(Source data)

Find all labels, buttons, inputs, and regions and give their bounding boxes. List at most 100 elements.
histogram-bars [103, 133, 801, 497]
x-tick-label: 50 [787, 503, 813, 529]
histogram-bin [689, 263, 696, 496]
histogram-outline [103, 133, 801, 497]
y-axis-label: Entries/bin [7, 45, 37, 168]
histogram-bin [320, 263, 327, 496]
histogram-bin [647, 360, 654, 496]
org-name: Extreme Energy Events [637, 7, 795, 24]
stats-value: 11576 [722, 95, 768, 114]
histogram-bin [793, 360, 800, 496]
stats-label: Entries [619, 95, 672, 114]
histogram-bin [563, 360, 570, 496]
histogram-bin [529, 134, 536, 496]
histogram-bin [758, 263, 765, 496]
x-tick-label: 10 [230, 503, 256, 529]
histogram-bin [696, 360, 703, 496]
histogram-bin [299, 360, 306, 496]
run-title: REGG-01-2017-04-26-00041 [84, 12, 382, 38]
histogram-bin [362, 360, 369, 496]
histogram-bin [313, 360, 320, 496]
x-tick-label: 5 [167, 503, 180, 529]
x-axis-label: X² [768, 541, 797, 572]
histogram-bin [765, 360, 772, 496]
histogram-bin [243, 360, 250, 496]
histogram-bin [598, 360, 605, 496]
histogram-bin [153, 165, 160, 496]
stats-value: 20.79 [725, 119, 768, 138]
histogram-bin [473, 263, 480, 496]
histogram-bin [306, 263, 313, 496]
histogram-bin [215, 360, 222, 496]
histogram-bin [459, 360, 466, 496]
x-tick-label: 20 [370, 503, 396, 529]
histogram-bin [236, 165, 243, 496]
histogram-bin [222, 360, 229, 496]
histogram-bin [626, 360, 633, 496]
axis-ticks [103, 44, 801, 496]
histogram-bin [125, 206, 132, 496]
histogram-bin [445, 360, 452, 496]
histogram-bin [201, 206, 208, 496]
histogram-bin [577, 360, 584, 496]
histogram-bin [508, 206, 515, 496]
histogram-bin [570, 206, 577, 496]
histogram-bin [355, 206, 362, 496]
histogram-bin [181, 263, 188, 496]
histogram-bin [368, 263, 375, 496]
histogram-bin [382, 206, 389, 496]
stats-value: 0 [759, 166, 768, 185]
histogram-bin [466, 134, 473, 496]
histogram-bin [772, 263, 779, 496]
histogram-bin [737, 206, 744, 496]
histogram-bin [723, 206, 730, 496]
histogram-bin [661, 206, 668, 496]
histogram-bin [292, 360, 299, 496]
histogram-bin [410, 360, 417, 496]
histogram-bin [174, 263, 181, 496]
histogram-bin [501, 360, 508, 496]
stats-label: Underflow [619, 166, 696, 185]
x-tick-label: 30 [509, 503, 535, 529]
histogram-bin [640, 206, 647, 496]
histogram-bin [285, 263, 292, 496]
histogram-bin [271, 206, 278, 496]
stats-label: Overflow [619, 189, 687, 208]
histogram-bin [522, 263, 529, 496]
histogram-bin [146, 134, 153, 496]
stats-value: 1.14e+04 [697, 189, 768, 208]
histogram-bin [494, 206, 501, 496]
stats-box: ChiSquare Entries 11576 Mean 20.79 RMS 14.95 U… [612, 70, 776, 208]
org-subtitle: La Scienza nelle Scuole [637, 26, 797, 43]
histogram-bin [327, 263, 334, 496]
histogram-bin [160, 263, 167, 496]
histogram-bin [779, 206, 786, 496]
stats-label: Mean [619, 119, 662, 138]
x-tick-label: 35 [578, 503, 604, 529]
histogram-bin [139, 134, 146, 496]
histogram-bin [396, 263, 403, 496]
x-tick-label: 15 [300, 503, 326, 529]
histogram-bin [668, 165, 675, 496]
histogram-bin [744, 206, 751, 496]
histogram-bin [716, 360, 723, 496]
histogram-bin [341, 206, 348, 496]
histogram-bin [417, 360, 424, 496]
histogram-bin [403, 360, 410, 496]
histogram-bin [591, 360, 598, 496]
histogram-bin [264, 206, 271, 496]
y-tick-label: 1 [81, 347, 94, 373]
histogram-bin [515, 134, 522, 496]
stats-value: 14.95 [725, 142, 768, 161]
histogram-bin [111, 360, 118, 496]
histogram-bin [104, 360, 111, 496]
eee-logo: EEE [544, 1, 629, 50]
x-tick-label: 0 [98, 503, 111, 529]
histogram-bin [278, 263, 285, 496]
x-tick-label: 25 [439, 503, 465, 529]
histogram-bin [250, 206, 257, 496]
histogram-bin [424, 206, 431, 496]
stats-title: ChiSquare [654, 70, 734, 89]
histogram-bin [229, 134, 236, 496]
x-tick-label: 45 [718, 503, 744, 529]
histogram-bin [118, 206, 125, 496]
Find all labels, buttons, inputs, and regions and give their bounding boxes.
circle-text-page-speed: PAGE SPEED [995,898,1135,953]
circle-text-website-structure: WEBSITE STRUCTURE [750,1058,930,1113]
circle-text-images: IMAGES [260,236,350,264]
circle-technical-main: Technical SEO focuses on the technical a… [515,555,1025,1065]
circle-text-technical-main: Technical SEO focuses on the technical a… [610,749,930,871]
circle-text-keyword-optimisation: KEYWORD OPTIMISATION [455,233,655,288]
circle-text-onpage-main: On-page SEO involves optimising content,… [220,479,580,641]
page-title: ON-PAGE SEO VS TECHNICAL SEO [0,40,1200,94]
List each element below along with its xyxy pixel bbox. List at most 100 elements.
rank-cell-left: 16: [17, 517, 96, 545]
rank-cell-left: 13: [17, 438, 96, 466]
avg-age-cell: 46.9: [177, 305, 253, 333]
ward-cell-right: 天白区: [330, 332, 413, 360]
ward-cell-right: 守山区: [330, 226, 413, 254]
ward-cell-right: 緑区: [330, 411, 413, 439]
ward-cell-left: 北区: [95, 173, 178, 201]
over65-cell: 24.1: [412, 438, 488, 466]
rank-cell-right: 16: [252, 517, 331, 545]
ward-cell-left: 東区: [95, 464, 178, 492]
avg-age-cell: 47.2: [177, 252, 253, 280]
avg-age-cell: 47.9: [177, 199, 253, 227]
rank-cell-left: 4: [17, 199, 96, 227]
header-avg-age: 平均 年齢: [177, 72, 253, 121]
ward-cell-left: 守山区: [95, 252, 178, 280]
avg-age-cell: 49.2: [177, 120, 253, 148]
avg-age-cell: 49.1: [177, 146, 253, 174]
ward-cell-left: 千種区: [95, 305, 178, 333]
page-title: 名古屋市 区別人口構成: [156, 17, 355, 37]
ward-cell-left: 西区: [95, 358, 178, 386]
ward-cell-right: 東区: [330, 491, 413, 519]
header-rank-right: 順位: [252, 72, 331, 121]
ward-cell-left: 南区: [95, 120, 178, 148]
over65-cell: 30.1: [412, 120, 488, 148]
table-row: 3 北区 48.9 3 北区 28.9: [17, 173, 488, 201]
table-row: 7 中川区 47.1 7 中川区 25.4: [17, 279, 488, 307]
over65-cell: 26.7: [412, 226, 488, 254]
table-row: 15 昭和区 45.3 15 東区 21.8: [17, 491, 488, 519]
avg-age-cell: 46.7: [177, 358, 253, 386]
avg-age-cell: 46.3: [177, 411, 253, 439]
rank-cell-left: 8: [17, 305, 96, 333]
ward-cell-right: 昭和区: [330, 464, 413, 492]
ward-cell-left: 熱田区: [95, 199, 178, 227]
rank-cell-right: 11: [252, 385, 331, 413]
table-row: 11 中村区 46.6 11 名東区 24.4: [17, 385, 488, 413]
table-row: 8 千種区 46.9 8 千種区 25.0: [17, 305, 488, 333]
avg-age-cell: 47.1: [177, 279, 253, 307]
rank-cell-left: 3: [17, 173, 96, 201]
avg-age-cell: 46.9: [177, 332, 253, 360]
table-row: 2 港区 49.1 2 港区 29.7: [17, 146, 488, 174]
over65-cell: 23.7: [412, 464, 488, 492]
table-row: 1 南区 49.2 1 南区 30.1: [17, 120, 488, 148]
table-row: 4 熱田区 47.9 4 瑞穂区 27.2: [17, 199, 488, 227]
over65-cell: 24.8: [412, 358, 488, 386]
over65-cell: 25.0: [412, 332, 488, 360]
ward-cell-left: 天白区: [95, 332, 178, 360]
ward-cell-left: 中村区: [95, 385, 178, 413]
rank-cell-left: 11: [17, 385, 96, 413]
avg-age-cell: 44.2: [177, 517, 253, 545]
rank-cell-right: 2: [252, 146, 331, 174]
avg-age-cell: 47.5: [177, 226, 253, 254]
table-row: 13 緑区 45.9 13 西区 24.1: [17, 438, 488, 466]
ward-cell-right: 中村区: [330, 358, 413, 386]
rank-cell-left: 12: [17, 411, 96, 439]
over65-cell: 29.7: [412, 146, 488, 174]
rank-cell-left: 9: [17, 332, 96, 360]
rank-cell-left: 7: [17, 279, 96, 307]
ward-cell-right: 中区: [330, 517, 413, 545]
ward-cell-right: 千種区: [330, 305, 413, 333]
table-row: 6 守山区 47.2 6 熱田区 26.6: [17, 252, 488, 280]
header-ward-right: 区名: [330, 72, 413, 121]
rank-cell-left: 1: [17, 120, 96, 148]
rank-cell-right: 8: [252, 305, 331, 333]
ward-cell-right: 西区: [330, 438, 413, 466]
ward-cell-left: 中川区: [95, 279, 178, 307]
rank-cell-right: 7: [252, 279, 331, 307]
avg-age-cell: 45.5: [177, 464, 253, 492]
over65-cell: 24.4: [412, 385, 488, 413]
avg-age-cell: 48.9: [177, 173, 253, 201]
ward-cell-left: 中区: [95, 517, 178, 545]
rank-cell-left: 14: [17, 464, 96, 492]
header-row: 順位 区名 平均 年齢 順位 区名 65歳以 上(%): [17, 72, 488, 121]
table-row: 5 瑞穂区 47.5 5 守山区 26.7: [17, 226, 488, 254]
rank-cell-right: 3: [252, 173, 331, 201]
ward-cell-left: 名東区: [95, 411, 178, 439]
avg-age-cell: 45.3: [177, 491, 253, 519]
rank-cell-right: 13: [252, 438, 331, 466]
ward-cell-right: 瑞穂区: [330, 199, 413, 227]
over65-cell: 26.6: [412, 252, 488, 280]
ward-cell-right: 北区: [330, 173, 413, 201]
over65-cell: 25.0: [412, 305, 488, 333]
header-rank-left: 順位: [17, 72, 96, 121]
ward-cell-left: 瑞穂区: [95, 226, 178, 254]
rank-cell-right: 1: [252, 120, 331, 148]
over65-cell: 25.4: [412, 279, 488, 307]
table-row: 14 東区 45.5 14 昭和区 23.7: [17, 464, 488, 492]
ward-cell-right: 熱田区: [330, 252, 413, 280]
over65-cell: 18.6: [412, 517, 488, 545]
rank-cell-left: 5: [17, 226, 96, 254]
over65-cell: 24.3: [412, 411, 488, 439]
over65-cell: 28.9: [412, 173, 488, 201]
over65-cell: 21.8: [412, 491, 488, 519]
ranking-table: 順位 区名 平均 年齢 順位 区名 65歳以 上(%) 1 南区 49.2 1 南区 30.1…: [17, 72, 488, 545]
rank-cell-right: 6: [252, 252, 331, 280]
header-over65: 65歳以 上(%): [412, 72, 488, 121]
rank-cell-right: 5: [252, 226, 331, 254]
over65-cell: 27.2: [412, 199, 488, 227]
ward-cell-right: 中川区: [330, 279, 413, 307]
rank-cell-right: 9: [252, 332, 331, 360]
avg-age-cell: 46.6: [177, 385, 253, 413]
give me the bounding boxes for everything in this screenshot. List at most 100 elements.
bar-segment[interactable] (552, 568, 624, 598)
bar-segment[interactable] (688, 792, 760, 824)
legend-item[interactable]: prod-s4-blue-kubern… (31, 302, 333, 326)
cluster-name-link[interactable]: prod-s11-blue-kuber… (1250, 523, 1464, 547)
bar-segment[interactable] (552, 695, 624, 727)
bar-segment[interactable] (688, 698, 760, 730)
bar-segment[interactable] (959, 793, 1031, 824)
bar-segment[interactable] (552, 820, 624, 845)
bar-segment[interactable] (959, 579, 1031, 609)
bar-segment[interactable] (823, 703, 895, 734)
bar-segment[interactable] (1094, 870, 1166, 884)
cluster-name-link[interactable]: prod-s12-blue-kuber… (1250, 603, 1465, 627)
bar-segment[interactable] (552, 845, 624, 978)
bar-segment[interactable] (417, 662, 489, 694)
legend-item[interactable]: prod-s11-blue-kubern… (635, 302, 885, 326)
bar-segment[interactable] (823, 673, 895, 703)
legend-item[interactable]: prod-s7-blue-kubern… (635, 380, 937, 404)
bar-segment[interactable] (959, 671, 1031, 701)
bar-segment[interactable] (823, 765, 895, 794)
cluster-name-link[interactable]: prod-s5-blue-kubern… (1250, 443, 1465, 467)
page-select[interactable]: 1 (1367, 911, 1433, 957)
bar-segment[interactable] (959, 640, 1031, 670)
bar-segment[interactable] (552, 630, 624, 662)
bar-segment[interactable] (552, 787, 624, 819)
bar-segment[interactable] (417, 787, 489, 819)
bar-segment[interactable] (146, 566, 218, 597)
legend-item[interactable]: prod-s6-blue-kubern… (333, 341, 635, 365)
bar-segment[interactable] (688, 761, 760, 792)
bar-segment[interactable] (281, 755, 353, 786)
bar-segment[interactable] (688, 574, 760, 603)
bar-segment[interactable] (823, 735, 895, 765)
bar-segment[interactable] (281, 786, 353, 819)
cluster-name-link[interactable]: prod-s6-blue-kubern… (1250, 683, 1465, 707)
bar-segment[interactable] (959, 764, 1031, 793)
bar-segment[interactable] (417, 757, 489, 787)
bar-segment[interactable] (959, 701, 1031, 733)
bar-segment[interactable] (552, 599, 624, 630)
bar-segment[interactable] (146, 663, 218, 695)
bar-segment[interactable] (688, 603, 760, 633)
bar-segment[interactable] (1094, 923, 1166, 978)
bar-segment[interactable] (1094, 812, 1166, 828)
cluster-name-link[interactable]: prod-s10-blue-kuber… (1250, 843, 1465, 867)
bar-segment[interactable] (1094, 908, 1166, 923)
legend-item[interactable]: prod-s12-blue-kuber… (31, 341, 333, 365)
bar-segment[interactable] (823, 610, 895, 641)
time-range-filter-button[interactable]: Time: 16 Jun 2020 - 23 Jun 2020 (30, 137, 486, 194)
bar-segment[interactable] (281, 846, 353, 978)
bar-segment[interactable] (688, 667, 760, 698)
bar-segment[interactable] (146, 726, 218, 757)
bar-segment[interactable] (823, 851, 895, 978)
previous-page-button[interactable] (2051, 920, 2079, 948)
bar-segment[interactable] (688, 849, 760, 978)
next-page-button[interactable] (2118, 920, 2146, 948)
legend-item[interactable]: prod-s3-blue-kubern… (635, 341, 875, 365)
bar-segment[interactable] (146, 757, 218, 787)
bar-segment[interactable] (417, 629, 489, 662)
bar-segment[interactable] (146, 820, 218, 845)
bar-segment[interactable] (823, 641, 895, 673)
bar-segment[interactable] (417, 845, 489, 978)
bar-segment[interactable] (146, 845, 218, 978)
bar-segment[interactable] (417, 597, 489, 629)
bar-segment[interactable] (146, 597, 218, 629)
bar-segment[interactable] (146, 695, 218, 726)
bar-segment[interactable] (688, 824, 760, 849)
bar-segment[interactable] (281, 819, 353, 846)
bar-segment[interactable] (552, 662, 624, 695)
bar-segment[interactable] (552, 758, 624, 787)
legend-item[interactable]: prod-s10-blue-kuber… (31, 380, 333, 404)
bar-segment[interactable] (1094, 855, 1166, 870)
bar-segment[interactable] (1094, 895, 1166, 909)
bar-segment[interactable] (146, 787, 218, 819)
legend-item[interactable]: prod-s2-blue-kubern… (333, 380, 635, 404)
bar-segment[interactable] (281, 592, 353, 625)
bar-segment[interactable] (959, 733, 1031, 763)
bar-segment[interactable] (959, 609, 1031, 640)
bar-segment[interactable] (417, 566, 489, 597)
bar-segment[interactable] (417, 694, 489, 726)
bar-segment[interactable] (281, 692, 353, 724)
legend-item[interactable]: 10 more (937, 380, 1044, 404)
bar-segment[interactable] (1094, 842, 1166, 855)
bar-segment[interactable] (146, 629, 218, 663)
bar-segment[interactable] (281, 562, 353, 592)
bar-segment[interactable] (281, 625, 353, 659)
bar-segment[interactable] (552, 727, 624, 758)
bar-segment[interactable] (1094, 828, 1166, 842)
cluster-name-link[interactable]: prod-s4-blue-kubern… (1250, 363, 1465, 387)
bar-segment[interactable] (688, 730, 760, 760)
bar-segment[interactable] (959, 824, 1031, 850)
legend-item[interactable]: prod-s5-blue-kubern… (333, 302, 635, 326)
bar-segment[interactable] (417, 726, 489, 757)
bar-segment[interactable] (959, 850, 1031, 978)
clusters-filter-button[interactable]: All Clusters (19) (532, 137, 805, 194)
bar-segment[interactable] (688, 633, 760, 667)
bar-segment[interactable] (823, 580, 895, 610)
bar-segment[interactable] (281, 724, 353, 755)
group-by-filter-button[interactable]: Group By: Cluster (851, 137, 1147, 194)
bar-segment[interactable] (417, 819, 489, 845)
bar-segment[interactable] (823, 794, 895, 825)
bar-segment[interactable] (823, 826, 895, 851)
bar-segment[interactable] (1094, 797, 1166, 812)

## What is needed
Copy the data again without changes, from its first line through the line containing "x-tick-label: 10 [230, 503, 256, 529]", with both of those lines included.

## Task result
Find all labels, buttons, inputs, and regions and give their bounding boxes. List at most 100 elements.
histogram-bars [103, 133, 801, 497]
x-tick-label: 50 [787, 503, 813, 529]
histogram-bin [689, 263, 696, 496]
histogram-outline [103, 133, 801, 497]
y-axis-label: Entries/bin [7, 45, 37, 168]
histogram-bin [320, 263, 327, 496]
histogram-bin [647, 360, 654, 496]
org-name: Extreme Energy Events [637, 7, 795, 24]
stats-value: 11576 [722, 95, 768, 114]
histogram-bin [793, 360, 800, 496]
stats-label: Entries [619, 95, 672, 114]
histogram-bin [563, 360, 570, 496]
histogram-bin [529, 134, 536, 496]
histogram-bin [758, 263, 765, 496]
x-tick-label: 10 [230, 503, 256, 529]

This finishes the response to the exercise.